A block of data:
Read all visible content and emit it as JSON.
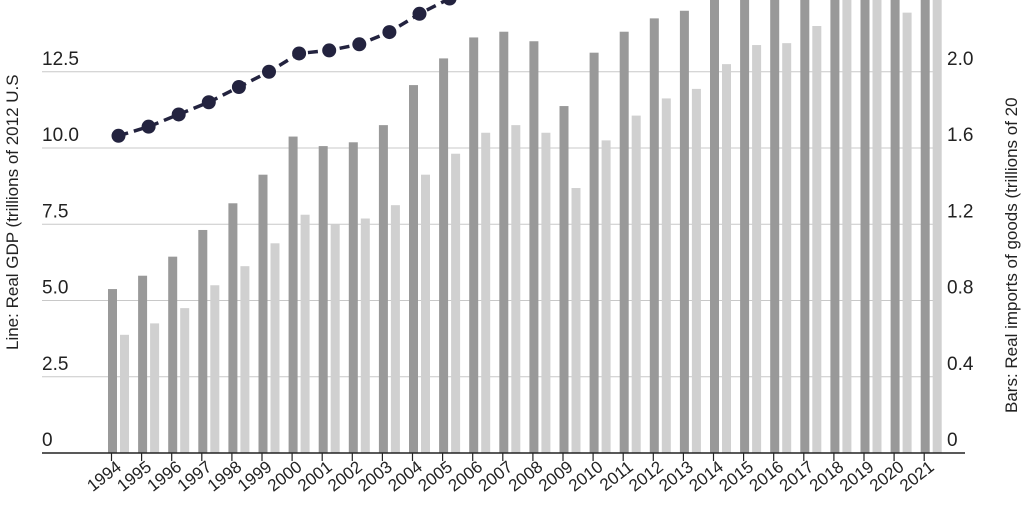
{
  "chart_data": {
    "type": "bar",
    "categories": [
      "1994",
      "1995",
      "1996",
      "1997",
      "1998",
      "1999",
      "2000",
      "2001",
      "2002",
      "2003",
      "2004",
      "2005",
      "2006",
      "2007",
      "2008",
      "2009",
      "2010",
      "2011",
      "2012",
      "2013",
      "2014",
      "2015",
      "2016",
      "2017",
      "2018",
      "2019",
      "2020",
      "2021"
    ],
    "series": [
      {
        "type": "line",
        "axis": "left",
        "color": "#23233f",
        "style": "dashed with circle markers",
        "values": [
          10.4,
          10.7,
          11.1,
          11.5,
          12.0,
          12.5,
          13.1,
          13.2,
          13.4,
          13.8,
          14.4,
          14.9,
          null,
          null,
          null,
          null,
          null,
          null,
          null,
          null,
          null,
          null,
          null,
          null,
          null,
          null,
          null,
          null
        ]
      },
      {
        "type": "bar",
        "axis": "right",
        "color": "#999999",
        "values": [
          0.86,
          0.93,
          1.03,
          1.17,
          1.31,
          1.46,
          1.66,
          1.61,
          1.63,
          1.72,
          1.93,
          2.07,
          2.18,
          2.21,
          2.16,
          1.82,
          2.1,
          2.21,
          2.28,
          2.32,
          2.45,
          2.45,
          2.45,
          2.45,
          2.45,
          2.45,
          2.45,
          2.45
        ]
      },
      {
        "type": "bar",
        "axis": "right",
        "color": "#d0d0d0",
        "values": [
          0.62,
          0.68,
          0.76,
          0.88,
          0.98,
          1.1,
          1.25,
          1.2,
          1.23,
          1.3,
          1.46,
          1.57,
          1.68,
          1.72,
          1.68,
          1.39,
          1.64,
          1.77,
          1.86,
          1.91,
          2.04,
          2.14,
          2.15,
          2.24,
          2.45,
          2.45,
          2.31,
          2.45
        ]
      }
    ],
    "ylabel": "Line: Real GDP (trillions of 2012 U.S",
    "ylabel_right": "Bars: Real imports of goods (trillions of 20",
    "y_ticks": [
      "0",
      "2.5",
      "5.0",
      "7.5",
      "10.0",
      "12.5"
    ],
    "y_ticks_right": [
      "0",
      "0.4",
      "0.8",
      "1.2",
      "1.6",
      "2.0"
    ],
    "ylim": [
      0,
      15
    ],
    "ylim_right": [
      0,
      2.4
    ],
    "grid": true
  }
}
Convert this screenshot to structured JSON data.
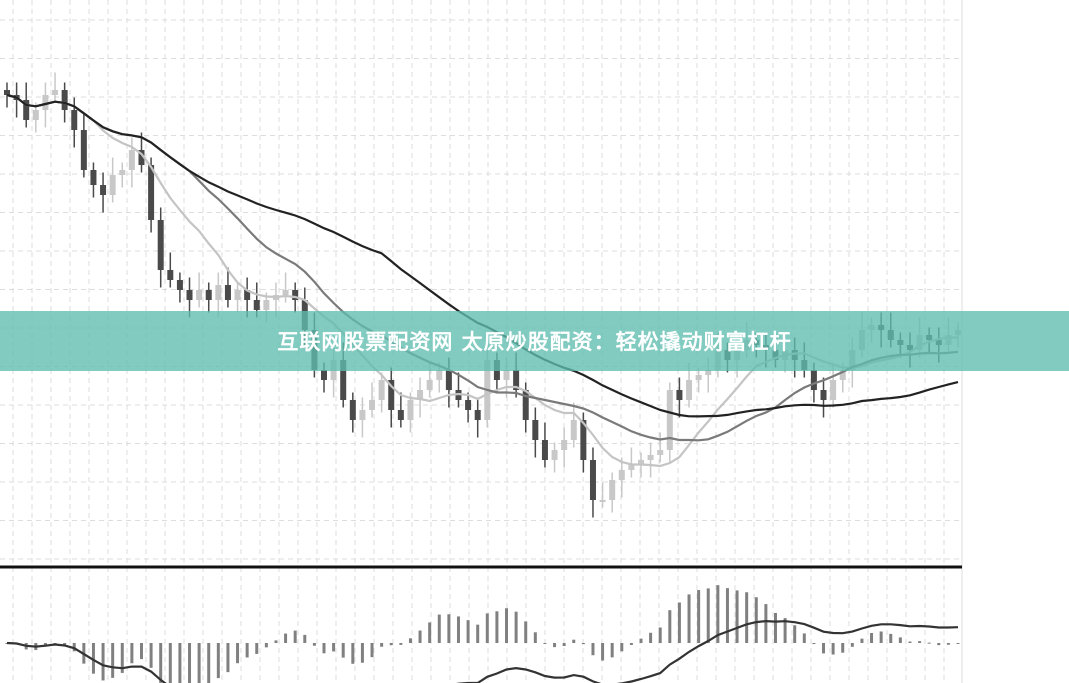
{
  "banner": {
    "text": "互联网股票配资网 太原炒股配资：轻松撬动财富杠杆",
    "color": "#5fbdaf"
  },
  "chart_data": {
    "type": "candlestick",
    "title": "",
    "xlabel": "",
    "ylabel": "",
    "grid": true,
    "ylim": [
      12,
      108
    ],
    "colors": {
      "up": "#c8c8c8",
      "down": "#4a4a4a",
      "ma_short": "#c4c4c4",
      "ma_mid": "#7a7a7a",
      "ma_long": "#222222",
      "macd_hist": "#808080",
      "macd_line": "#333333"
    },
    "close": [
      101,
      100,
      96,
      98,
      101,
      102,
      98,
      94,
      86,
      83,
      81,
      85,
      86,
      90,
      87,
      76,
      66,
      64,
      62,
      60,
      62,
      60,
      63,
      60,
      62,
      60,
      58,
      60,
      61,
      62,
      60,
      54,
      46,
      44,
      48,
      40,
      36,
      38,
      40,
      44,
      38,
      36,
      40,
      42,
      44,
      46,
      42,
      40,
      38,
      36,
      48,
      44,
      46,
      42,
      36,
      32,
      28,
      30,
      32,
      36,
      28,
      20,
      20,
      24,
      26,
      27,
      28,
      29,
      30,
      42,
      40,
      44,
      45,
      46,
      50,
      48,
      50,
      52,
      51,
      50,
      48,
      50,
      48,
      46,
      42,
      40,
      44,
      46,
      50,
      54,
      55,
      54,
      52,
      51,
      50,
      53,
      52,
      51,
      53,
      54
    ],
    "indicators": {
      "moving_averages": [
        10,
        20,
        40
      ],
      "lower_pane": "MACD"
    }
  }
}
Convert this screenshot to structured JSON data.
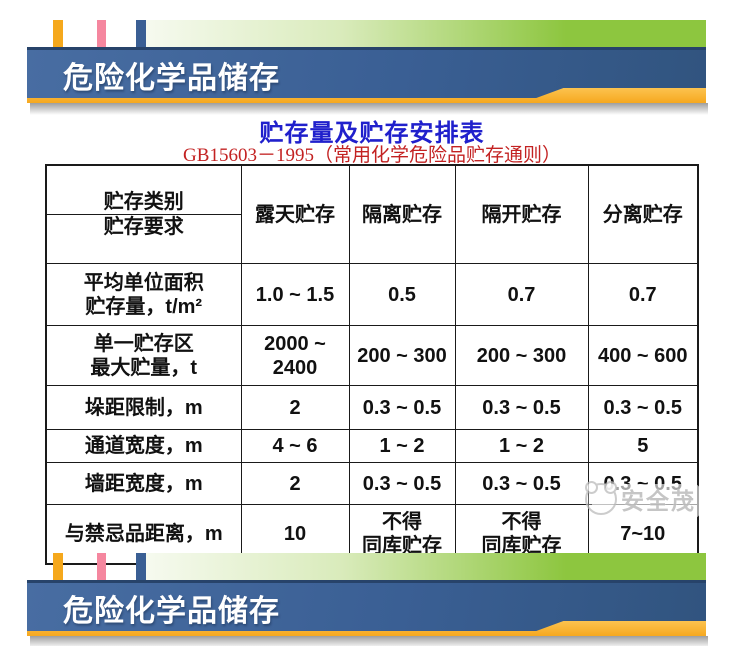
{
  "header": {
    "title": "危险化学品储存"
  },
  "footer": {
    "title": "危险化学品储存"
  },
  "main": {
    "title": "贮存量及贮存安排表",
    "subtitle": "GB15603－1995（常用化学危险品贮存通则）"
  },
  "table": {
    "corner_top": "贮存类别",
    "corner_bottom": "贮存要求",
    "columns": [
      "露天贮存",
      "隔离贮存",
      "隔开贮存",
      "分离贮存"
    ],
    "rows": [
      {
        "label": "平均单位面积\n贮存量，t/m²",
        "values": [
          "1.0 ~ 1.5",
          "0.5",
          "0.7",
          "0.7"
        ]
      },
      {
        "label": "单一贮存区\n最大贮量，t",
        "values": [
          "2000 ~\n2400",
          "200 ~ 300",
          "200 ~ 300",
          "400 ~ 600"
        ]
      },
      {
        "label": "垛距限制，m",
        "values": [
          "2",
          "0.3 ~ 0.5",
          "0.3 ~ 0.5",
          "0.3 ~ 0.5"
        ]
      },
      {
        "label": "通道宽度，m",
        "values": [
          "4 ~ 6",
          "1 ~ 2",
          "1 ~ 2",
          "5"
        ]
      },
      {
        "label": "墙距宽度，m",
        "values": [
          "2",
          "0.3 ~ 0.5",
          "0.3 ~ 0.5",
          "0.3 ~ 0.5"
        ]
      },
      {
        "label": "与禁忌品距离，m",
        "values": [
          "10",
          "不得\n同库贮存",
          "不得\n同库贮存",
          "7~10"
        ]
      }
    ]
  },
  "watermark": {
    "text": "安全茂"
  },
  "colors": {
    "banner-blue": "#3a5f94",
    "banner-blue-dark": "#27436a",
    "banner-orange": "#f6a81f",
    "bar-orange": "#f5a81c",
    "bar-pink": "#f5879f",
    "bar-blue": "#3a5f94",
    "green": "#8dc63f",
    "title-blue": "#2020cc",
    "subtitle-red": "#c32222",
    "table-border": "#1a1a1a",
    "watermark-gray": "#bcbcbc"
  }
}
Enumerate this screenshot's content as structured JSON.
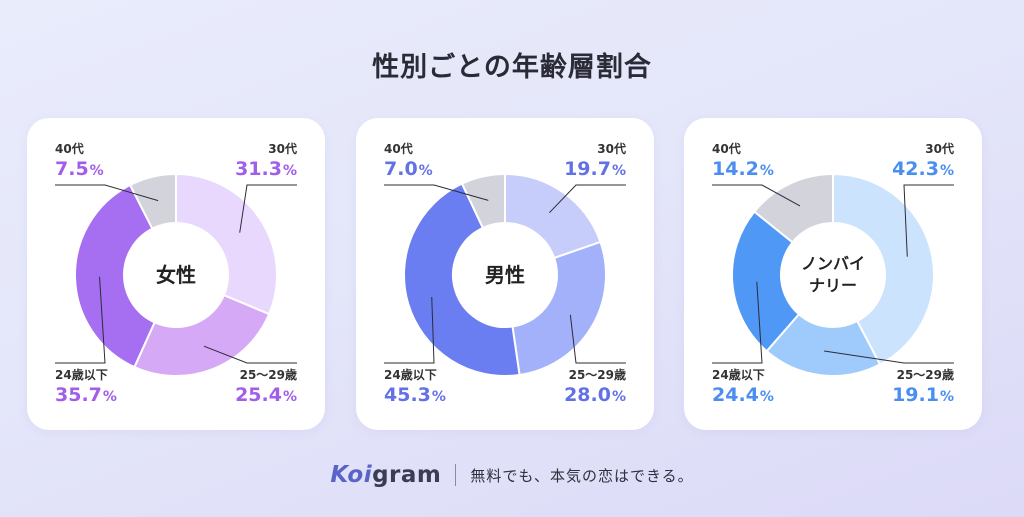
{
  "title": "性別ごとの年齢層割合",
  "footer": {
    "brand_prefix": "Koi",
    "brand_suffix": "gram",
    "tagline": "無料でも、本気の恋はできる。"
  },
  "chart_data": [
    {
      "type": "donut",
      "center_label": "女性",
      "segments": [
        {
          "label": "30代",
          "value": 31.3,
          "display": "31.3",
          "color": "#e9d8fd"
        },
        {
          "label": "25〜29歳",
          "value": 25.4,
          "display": "25.4",
          "color": "#d6a9f6"
        },
        {
          "label": "24歳以下",
          "value": 35.7,
          "display": "35.7",
          "color": "#a66ef1"
        },
        {
          "label": "40代",
          "value": 7.5,
          "display": "7.5",
          "color": "#d3d3dc"
        }
      ],
      "text_color": "#a25ee8",
      "unit": "%"
    },
    {
      "type": "donut",
      "center_label": "男性",
      "segments": [
        {
          "label": "30代",
          "value": 19.7,
          "display": "19.7",
          "color": "#c6cdfb"
        },
        {
          "label": "25〜29歳",
          "value": 28.0,
          "display": "28.0",
          "color": "#a3b1fb"
        },
        {
          "label": "24歳以下",
          "value": 45.3,
          "display": "45.3",
          "color": "#6a7ef1"
        },
        {
          "label": "40代",
          "value": 7.0,
          "display": "7.0",
          "color": "#d3d3dc"
        }
      ],
      "text_color": "#6272e6",
      "unit": "%"
    },
    {
      "type": "donut",
      "center_label": "ノンバイナリー",
      "center_lines": [
        "ノンバイ",
        "ナリー"
      ],
      "segments": [
        {
          "label": "30代",
          "value": 42.3,
          "display": "42.3",
          "color": "#cce3fd"
        },
        {
          "label": "25〜29歳",
          "value": 19.1,
          "display": "19.1",
          "color": "#9fcafc"
        },
        {
          "label": "24歳以下",
          "value": 24.4,
          "display": "24.4",
          "color": "#4f98f6"
        },
        {
          "label": "40代",
          "value": 14.2,
          "display": "14.2",
          "color": "#d3d3dc"
        }
      ],
      "text_color": "#4a8ff0",
      "unit": "%"
    }
  ]
}
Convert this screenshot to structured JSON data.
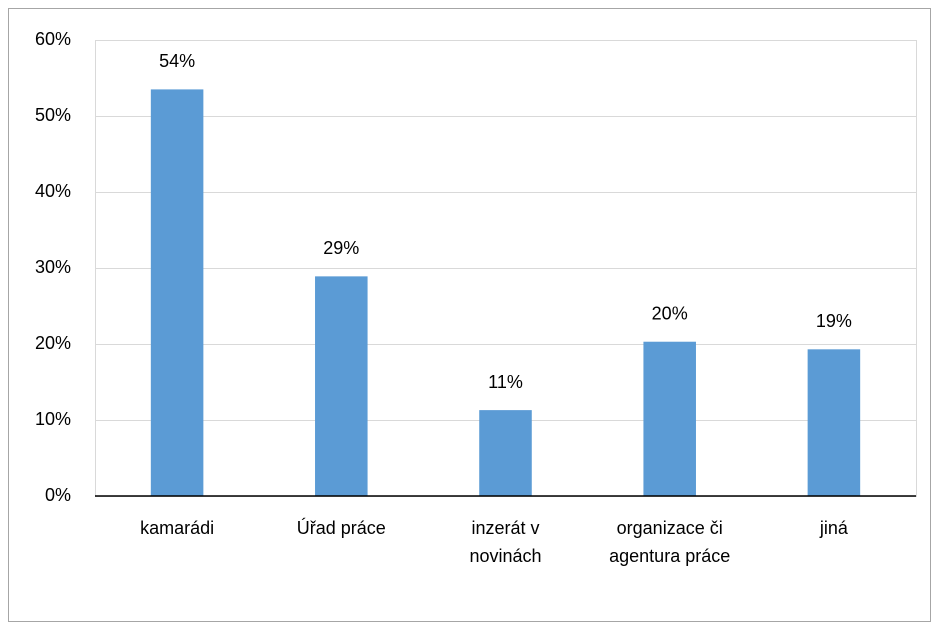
{
  "chart_data": {
    "type": "bar",
    "categories": [
      "kamarádi",
      "Úřad práce",
      "inzerát v novinách",
      "organizace či agentura práce",
      "jiná"
    ],
    "values": [
      53.5,
      28.9,
      11.3,
      20.3,
      19.3
    ],
    "value_labels": [
      "54%",
      "29%",
      "11%",
      "20%",
      "19%"
    ],
    "color": "#5b9bd5",
    "ylim": [
      0,
      60
    ],
    "yticks": [
      {
        "value": 0,
        "label": "0%"
      },
      {
        "value": 10,
        "label": "10%"
      },
      {
        "value": 20,
        "label": "20%"
      },
      {
        "value": 30,
        "label": "30%"
      },
      {
        "value": 40,
        "label": "40%"
      },
      {
        "value": 50,
        "label": "50%"
      },
      {
        "value": 60,
        "label": "60%"
      }
    ],
    "grid": true
  }
}
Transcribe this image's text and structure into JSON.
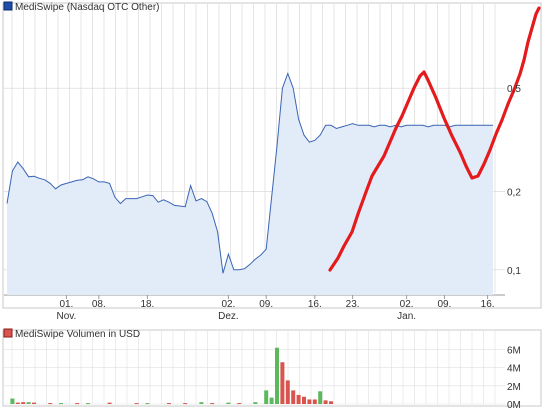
{
  "chart_data": [
    {
      "type": "area",
      "legend": {
        "label": "MediSwipe (Nasdaq OTC Other)",
        "placement": "top-left",
        "color": "#1f4ea8"
      },
      "x_tick_labels": [
        "01.",
        "08.",
        "18.",
        "02.",
        "09.",
        "16.",
        "23.",
        "02.",
        "09.",
        "16."
      ],
      "month_labels": [
        {
          "at": 0,
          "text": "Nov."
        },
        {
          "at": 3,
          "text": "Dez."
        },
        {
          "at": 7,
          "text": "Jan."
        }
      ],
      "y_scale": "log",
      "y_ticks": [
        {
          "value": 0.1,
          "label": "0,1"
        },
        {
          "value": 0.2,
          "label": "0,2"
        },
        {
          "value": 0.5,
          "label": "0,5"
        }
      ],
      "ylim": [
        0.08,
        1.0
      ],
      "grid": true,
      "colors": {
        "line": "#3a64b4",
        "fill": "#e2ebf8",
        "annotation": "#e41a1c",
        "grid": "#d4d4d4"
      },
      "series": [
        {
          "date_index": [
            0,
            1,
            2,
            3,
            4,
            5,
            6,
            7,
            8,
            9,
            10,
            11,
            12,
            13,
            14,
            15,
            16,
            17,
            18,
            19,
            20,
            21,
            22,
            23,
            24,
            25,
            26,
            27,
            28,
            29,
            30,
            31,
            32,
            33,
            34,
            35,
            36,
            37,
            38,
            39,
            40,
            41,
            42,
            43,
            44,
            45,
            46,
            47,
            48,
            49,
            50,
            51,
            52,
            53,
            54,
            55,
            56,
            57,
            58,
            59,
            60,
            61,
            62,
            63,
            64,
            65,
            66,
            67,
            68,
            69,
            70,
            71,
            72,
            73,
            74,
            75,
            76,
            77,
            78,
            79,
            80,
            81,
            82,
            83,
            84,
            85,
            86,
            87,
            88,
            89,
            90
          ],
          "values": [
            0.18,
            0.24,
            0.26,
            0.245,
            0.228,
            0.229,
            0.225,
            0.222,
            0.215,
            0.205,
            0.212,
            0.215,
            0.218,
            0.221,
            0.222,
            0.228,
            0.224,
            0.218,
            0.218,
            0.215,
            0.19,
            0.18,
            0.188,
            0.188,
            0.188,
            0.191,
            0.194,
            0.193,
            0.182,
            0.186,
            0.182,
            0.177,
            0.176,
            0.175,
            0.211,
            0.184,
            0.188,
            0.183,
            0.165,
            0.14,
            0.097,
            0.115,
            0.1,
            0.1,
            0.101,
            0.105,
            0.11,
            0.114,
            0.12,
            0.19,
            0.3,
            0.5,
            0.57,
            0.5,
            0.38,
            0.33,
            0.31,
            0.315,
            0.33,
            0.36,
            0.36,
            0.35,
            0.355,
            0.36,
            0.365,
            0.36,
            0.36,
            0.36,
            0.355,
            0.36,
            0.36,
            0.355,
            0.36,
            0.355,
            0.36,
            0.36,
            0.36,
            0.36,
            0.355,
            0.36,
            0.36,
            0.36,
            0.355,
            0.36,
            0.36,
            0.36,
            0.36,
            0.36,
            0.36,
            0.36,
            0.36
          ]
        }
      ]
    },
    {
      "type": "bar",
      "legend": {
        "label": "MediSwipe Volumen in USD",
        "placement": "top-left",
        "color": "#d9534f"
      },
      "y_ticks": [
        {
          "value": 0,
          "label": "0M"
        },
        {
          "value": 2,
          "label": "2M"
        },
        {
          "value": 4,
          "label": "4M"
        },
        {
          "value": 6,
          "label": "6M"
        }
      ],
      "ylim": [
        0,
        6.5
      ],
      "colors": {
        "up": "#5cb85c",
        "down": "#d9534f"
      },
      "bars": [
        {
          "d": 1,
          "v": 0.6,
          "up": true
        },
        {
          "d": 2,
          "v": 0.15,
          "up": false
        },
        {
          "d": 3,
          "v": 0.2,
          "up": false
        },
        {
          "d": 4,
          "v": 0.2,
          "up": true
        },
        {
          "d": 5,
          "v": 0.15,
          "up": false
        },
        {
          "d": 8,
          "v": 0.1,
          "up": false
        },
        {
          "d": 10,
          "v": 0.1,
          "up": true
        },
        {
          "d": 13,
          "v": 0.1,
          "up": false
        },
        {
          "d": 15,
          "v": 0.1,
          "up": true
        },
        {
          "d": 19,
          "v": 0.15,
          "up": false
        },
        {
          "d": 24,
          "v": 0.1,
          "up": false
        },
        {
          "d": 26,
          "v": 0.1,
          "up": true
        },
        {
          "d": 30,
          "v": 0.1,
          "up": false
        },
        {
          "d": 33,
          "v": 0.1,
          "up": false
        },
        {
          "d": 36,
          "v": 0.2,
          "up": true
        },
        {
          "d": 38,
          "v": 0.1,
          "up": false
        },
        {
          "d": 41,
          "v": 0.15,
          "up": true
        },
        {
          "d": 43,
          "v": 0.1,
          "up": false
        },
        {
          "d": 46,
          "v": 0.2,
          "up": true
        },
        {
          "d": 48,
          "v": 1.5,
          "up": true
        },
        {
          "d": 49,
          "v": 0.7,
          "up": true
        },
        {
          "d": 50,
          "v": 6.2,
          "up": true
        },
        {
          "d": 51,
          "v": 4.6,
          "up": false
        },
        {
          "d": 52,
          "v": 2.6,
          "up": false
        },
        {
          "d": 53,
          "v": 1.5,
          "up": false
        },
        {
          "d": 54,
          "v": 1.0,
          "up": false
        },
        {
          "d": 55,
          "v": 0.8,
          "up": false
        },
        {
          "d": 56,
          "v": 0.5,
          "up": false
        },
        {
          "d": 57,
          "v": 0.5,
          "up": false
        },
        {
          "d": 58,
          "v": 1.4,
          "up": true
        },
        {
          "d": 59,
          "v": 0.4,
          "up": false
        },
        {
          "d": 60,
          "v": 0.3,
          "up": false
        }
      ]
    }
  ]
}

STATED PROBLEM
Go through the preceding material and copy each line that has the word "trillions".

RESPONSE TO THIS EXERCISE
    "ylabel": "Line: Real GDP (trillions of 2012 U.S",
    "ylabel_right": "Bars: Real imports of goods (trillions of 20",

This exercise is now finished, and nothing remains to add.